— Begin —

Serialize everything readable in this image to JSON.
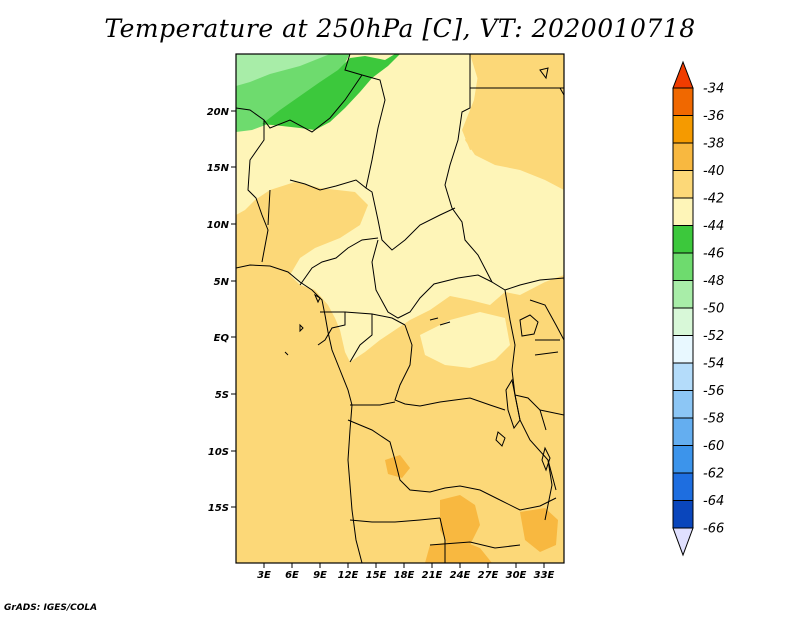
{
  "title": "Temperature at 250hPa [C], VT: 2020010718",
  "credit": "GrADS: IGES/COLA",
  "map": {
    "x_ticks": [
      "3E",
      "6E",
      "9E",
      "12E",
      "15E",
      "18E",
      "21E",
      "24E",
      "27E",
      "30E",
      "33E"
    ],
    "y_ticks": [
      "20N",
      "15N",
      "10N",
      "5N",
      "EQ",
      "5S",
      "10S",
      "15S"
    ]
  },
  "colorbar": {
    "labels": [
      "-34",
      "-36",
      "-38",
      "-40",
      "-42",
      "-44",
      "-46",
      "-48",
      "-50",
      "-52",
      "-54",
      "-56",
      "-58",
      "-60",
      "-62",
      "-64",
      "-66"
    ],
    "colors": {
      "top_arrow": "#f03c00",
      "bottom_arrow": "#e0e0ff",
      "boxes": [
        "#f06800",
        "#f59a00",
        "#f8b840",
        "#fcd878",
        "#fef5b8",
        "#3cc83c",
        "#6edb6e",
        "#a8eda8",
        "#d8f8d8",
        "#e8f8ff",
        "#b4dcfa",
        "#8cc6f5",
        "#64aef0",
        "#3c94eb",
        "#1e6ee0",
        "#0a46bc",
        "#000a78"
      ]
    }
  },
  "field_colors": {
    "ocean_warm": "#fcd878",
    "land_pale": "#fef5b8",
    "orange": "#f8b840",
    "dark_orange": "#f5a023",
    "green": "#3cc83c",
    "light_green": "#6edb6e",
    "pale_green": "#a8eda8"
  }
}
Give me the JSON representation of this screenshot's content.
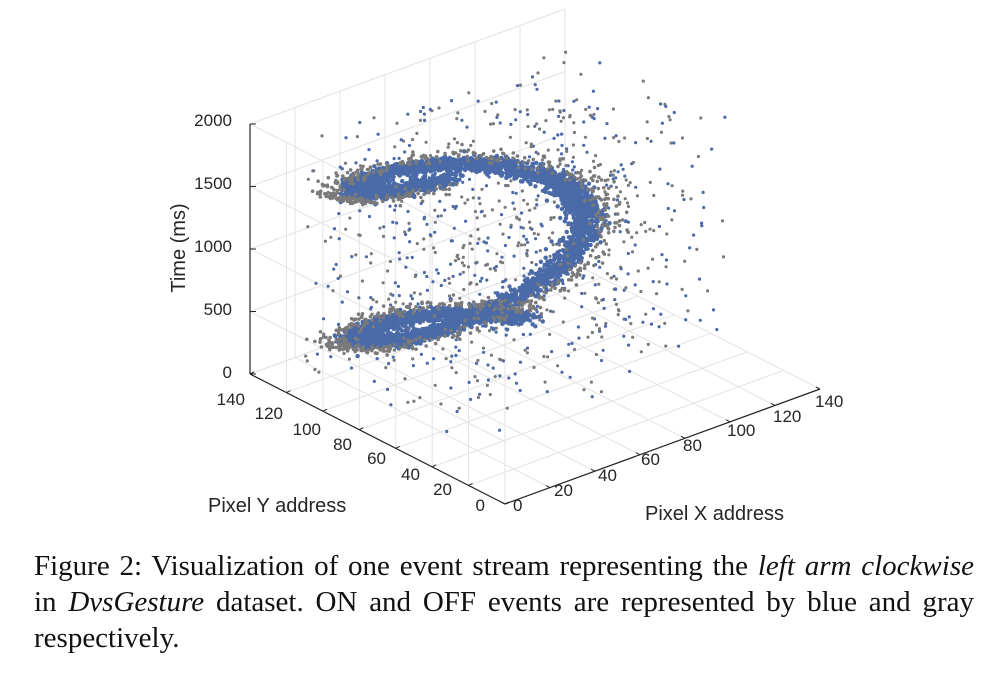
{
  "chart_data": {
    "type": "scatter",
    "projection": "3d",
    "x_axis": {
      "label": "Pixel X address",
      "ticks": [
        "0",
        "20",
        "40",
        "60",
        "80",
        "100",
        "120",
        "140"
      ],
      "range": [
        0,
        140
      ]
    },
    "y_axis": {
      "label": "Pixel Y address",
      "ticks": [
        "0",
        "20",
        "40",
        "60",
        "80",
        "100",
        "120",
        "140"
      ],
      "range": [
        0,
        140
      ]
    },
    "z_axis": {
      "label": "Time (ms)",
      "ticks": [
        "0",
        "500",
        "1000",
        "1500",
        "2000"
      ],
      "range": [
        0,
        2000
      ]
    },
    "grid": true,
    "series": [
      {
        "color": "#4a6aa8"
      },
      {
        "color": "#7a7a7a"
      }
    ]
  },
  "caption": {
    "prefix": "Figure 2: Visualization of one event stream representing the ",
    "gesture": "left arm clockwise",
    "middle": " in ",
    "dataset": "DvsGesture",
    "suffix": " dataset.  ON and OFF events are represented by blue and gray respectively."
  }
}
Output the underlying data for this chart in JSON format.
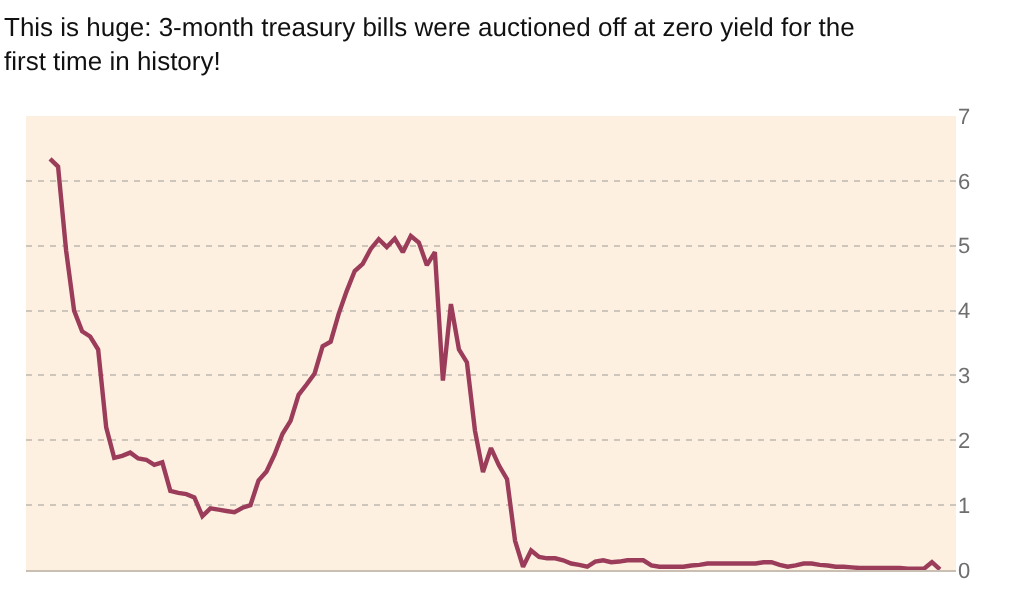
{
  "chart_data": {
    "type": "line",
    "title": "This is huge: 3-month treasury bills were auctioned off at zero yield for the first time in history!",
    "categories": [
      null,
      null,
      null,
      null,
      null,
      null,
      null,
      null,
      null,
      null,
      null,
      null,
      null,
      null,
      null,
      null,
      null,
      null,
      null,
      null,
      null,
      null,
      null,
      null,
      null,
      null,
      null,
      null,
      null,
      null,
      null,
      null,
      null,
      null,
      null,
      null,
      null,
      null,
      null,
      null,
      null,
      null,
      null,
      null,
      null,
      null,
      null,
      null,
      null,
      null,
      null,
      null,
      null,
      null,
      null,
      null,
      null,
      null,
      null,
      null,
      null,
      null,
      null,
      null,
      null,
      null,
      null,
      null,
      null,
      null,
      null,
      null,
      null,
      null,
      null,
      null,
      null,
      null,
      null,
      null,
      null,
      null,
      null,
      null,
      null,
      null,
      null,
      null,
      null,
      null,
      null,
      null,
      null,
      null,
      null,
      null,
      null,
      null,
      null,
      null,
      null,
      null,
      null,
      null,
      null,
      null,
      null,
      null,
      null,
      null,
      null,
      null
    ],
    "series": [
      {
        "color": "#9b3d5a",
        "values": [
          6.34,
          6.22,
          4.93,
          4.0,
          3.68,
          3.6,
          3.4,
          2.2,
          1.73,
          1.76,
          1.81,
          1.72,
          1.7,
          1.62,
          1.66,
          1.22,
          1.19,
          1.17,
          1.12,
          0.83,
          0.95,
          0.93,
          0.91,
          0.89,
          0.96,
          1.0,
          1.38,
          1.52,
          1.78,
          2.1,
          2.3,
          2.7,
          2.86,
          3.03,
          3.45,
          3.52,
          3.95,
          4.3,
          4.61,
          4.72,
          4.95,
          5.1,
          4.98,
          5.11,
          4.9,
          5.15,
          5.05,
          4.7,
          4.9,
          2.92,
          4.1,
          3.4,
          3.2,
          2.15,
          1.51,
          1.88,
          1.61,
          1.4,
          0.45,
          0.05,
          0.3,
          0.2,
          0.18,
          0.18,
          0.15,
          0.1,
          0.08,
          0.05,
          0.13,
          0.15,
          0.12,
          0.13,
          0.15,
          0.15,
          0.15,
          0.07,
          0.05,
          0.05,
          0.05,
          0.05,
          0.07,
          0.08,
          0.1,
          0.1,
          0.1,
          0.1,
          0.1,
          0.1,
          0.1,
          0.12,
          0.12,
          0.08,
          0.05,
          0.07,
          0.1,
          0.1,
          0.08,
          0.07,
          0.05,
          0.05,
          0.04,
          0.03,
          0.03,
          0.03,
          0.03,
          0.03,
          0.03,
          0.02,
          0.02,
          0.02,
          0.12,
          0.01
        ]
      }
    ],
    "ylim": [
      0,
      7
    ],
    "yticks": [
      0,
      1,
      2,
      3,
      4,
      5,
      6,
      7
    ],
    "grid": "y",
    "tick_labels": "y",
    "marker": "none",
    "line_style": "solid"
  }
}
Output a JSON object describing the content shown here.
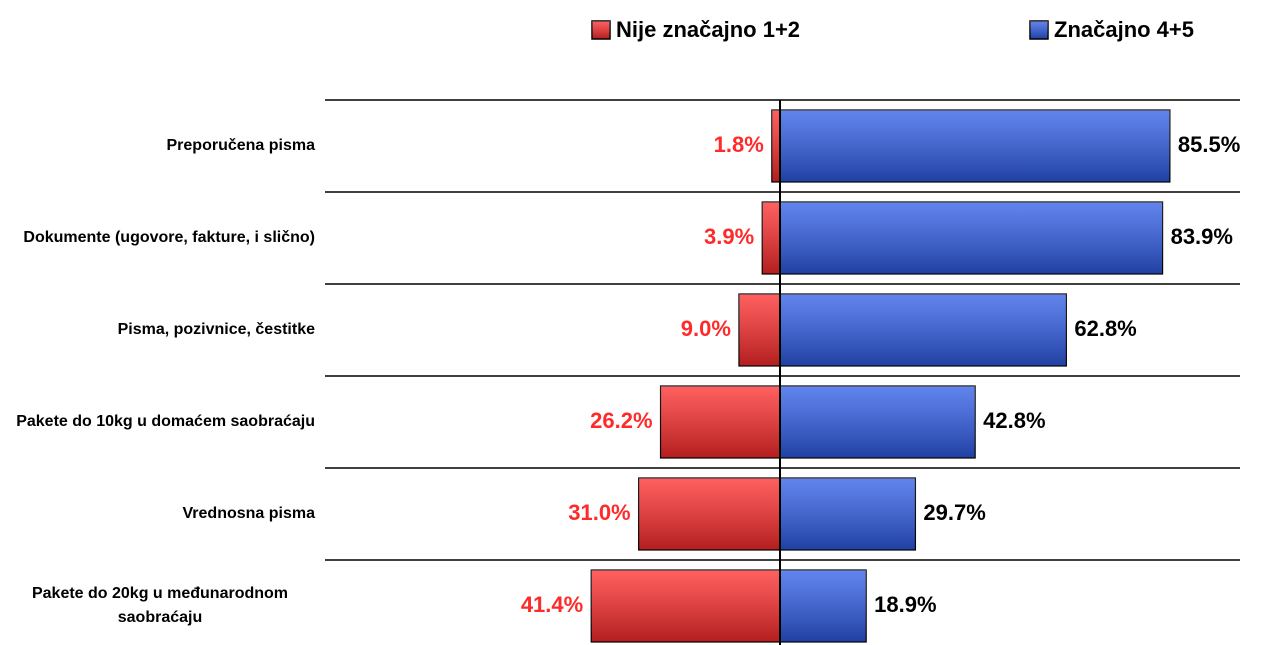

— End —

**EXERCISE DETAILS**
Quote every record above exactly, leaving out the pictures.

**OUTPUT OF THE EXERCISE**
Serialize everything readable in this image to JSON.
{
  "title": "Temperature at 250hPa [C], VT: 2020010718",
  "credit": "GrADS: IGES/COLA",
  "map": {
    "x_ticks": [
      "3E",
      "6E",
      "9E",
      "12E",
      "15E",
      "18E",
      "21E",
      "24E",
      "27E",
      "30E",
      "33E"
    ],
    "y_ticks": [
      "20N",
      "15N",
      "10N",
      "5N",
      "EQ",
      "5S",
      "10S",
      "15S"
    ]
  },
  "colorbar": {
    "labels": [
      "-34",
      "-36",
      "-38",
      "-40",
      "-42",
      "-44",
      "-46",
      "-48",
      "-50",
      "-52",
      "-54",
      "-56",
      "-58",
      "-60",
      "-62",
      "-64",
      "-66"
    ],
    "colors": {
      "top_arrow": "#f03c00",
      "bottom_arrow": "#e0e0ff",
      "boxes": [
        "#f06800",
        "#f59a00",
        "#f8b840",
        "#fcd878",
        "#fef5b8",
        "#3cc83c",
        "#6edb6e",
        "#a8eda8",
        "#d8f8d8",
        "#e8f8ff",
        "#b4dcfa",
        "#8cc6f5",
        "#64aef0",
        "#3c94eb",
        "#1e6ee0",
        "#0a46bc",
        "#000a78"
      ]
    }
  },
  "field_colors": {
    "ocean_warm": "#fcd878",
    "land_pale": "#fef5b8",
    "orange": "#f8b840",
    "dark_orange": "#f5a023",
    "green": "#3cc83c",
    "light_green": "#6edb6e",
    "pale_green": "#a8eda8"
  }
}
Give me the JSON representation of this screenshot's content.
{
  "chart_data": {
    "type": "scatter",
    "projection": "3d",
    "x_axis": {
      "label": "Pixel X address",
      "ticks": [
        "0",
        "20",
        "40",
        "60",
        "80",
        "100",
        "120",
        "140"
      ],
      "range": [
        0,
        140
      ]
    },
    "y_axis": {
      "label": "Pixel Y address",
      "ticks": [
        "0",
        "20",
        "40",
        "60",
        "80",
        "100",
        "120",
        "140"
      ],
      "range": [
        0,
        140
      ]
    },
    "z_axis": {
      "label": "Time (ms)",
      "ticks": [
        "0",
        "500",
        "1000",
        "1500",
        "2000"
      ],
      "range": [
        0,
        2000
      ]
    },
    "grid": true,
    "series": [
      {
        "color": "#4a6aa8"
      },
      {
        "color": "#7a7a7a"
      }
    ]
  },
  "caption": {
    "prefix": "Figure 2: Visualization of one event stream representing the ",
    "gesture": "left arm clockwise",
    "middle": " in ",
    "dataset": "DvsGesture",
    "suffix": " dataset.  ON and OFF events are represented by blue and gray respectively."
  }
}
Output the underlying data for this chart in JSON format.
{
  "chart_data": {
    "type": "line",
    "title": "This is huge: 3-month treasury bills were auctioned off at zero yield for the first time in history!",
    "categories": [
      null,
      null,
      null,
      null,
      null,
      null,
      null,
      null,
      null,
      null,
      null,
      null,
      null,
      null,
      null,
      null,
      null,
      null,
      null,
      null,
      null,
      null,
      null,
      null,
      null,
      null,
      null,
      null,
      null,
      null,
      null,
      null,
      null,
      null,
      null,
      null,
      null,
      null,
      null,
      null,
      null,
      null,
      null,
      null,
      null,
      null,
      null,
      null,
      null,
      null,
      null,
      null,
      null,
      null,
      null,
      null,
      null,
      null,
      null,
      null,
      null,
      null,
      null,
      null,
      null,
      null,
      null,
      null,
      null,
      null,
      null,
      null,
      null,
      null,
      null,
      null,
      null,
      null,
      null,
      null,
      null,
      null,
      null,
      null,
      null,
      null,
      null,
      null,
      null,
      null,
      null,
      null,
      null,
      null,
      null,
      null,
      null,
      null,
      null,
      null,
      null,
      null,
      null,
      null,
      null,
      null,
      null,
      null,
      null,
      null,
      null,
      null
    ],
    "series": [
      {
        "color": "#9b3d5a",
        "values": [
          6.34,
          6.22,
          4.93,
          4.0,
          3.68,
          3.6,
          3.4,
          2.2,
          1.73,
          1.76,
          1.81,
          1.72,
          1.7,
          1.62,
          1.66,
          1.22,
          1.19,
          1.17,
          1.12,
          0.83,
          0.95,
          0.93,
          0.91,
          0.89,
          0.96,
          1.0,
          1.38,
          1.52,
          1.78,
          2.1,
          2.3,
          2.7,
          2.86,
          3.03,
          3.45,
          3.52,
          3.95,
          4.3,
          4.61,
          4.72,
          4.95,
          5.1,
          4.98,
          5.11,
          4.9,
          5.15,
          5.05,
          4.7,
          4.9,
          2.92,
          4.1,
          3.4,
          3.2,
          2.15,
          1.51,
          1.88,
          1.61,
          1.4,
          0.45,
          0.05,
          0.3,
          0.2,
          0.18,
          0.18,
          0.15,
          0.1,
          0.08,
          0.05,
          0.13,
          0.15,
          0.12,
          0.13,
          0.15,
          0.15,
          0.15,
          0.07,
          0.05,
          0.05,
          0.05,
          0.05,
          0.07,
          0.08,
          0.1,
          0.1,
          0.1,
          0.1,
          0.1,
          0.1,
          0.1,
          0.12,
          0.12,
          0.08,
          0.05,
          0.07,
          0.1,
          0.1,
          0.08,
          0.07,
          0.05,
          0.05,
          0.04,
          0.03,
          0.03,
          0.03,
          0.03,
          0.03,
          0.03,
          0.02,
          0.02,
          0.02,
          0.12,
          0.01
        ]
      }
    ],
    "ylim": [
      0,
      7
    ],
    "yticks": [
      0,
      1,
      2,
      3,
      4,
      5,
      6,
      7
    ],
    "grid": "y",
    "tick_labels": "y",
    "marker": "none",
    "line_style": "solid"
  }
}
Output a JSON object describing the content shown here.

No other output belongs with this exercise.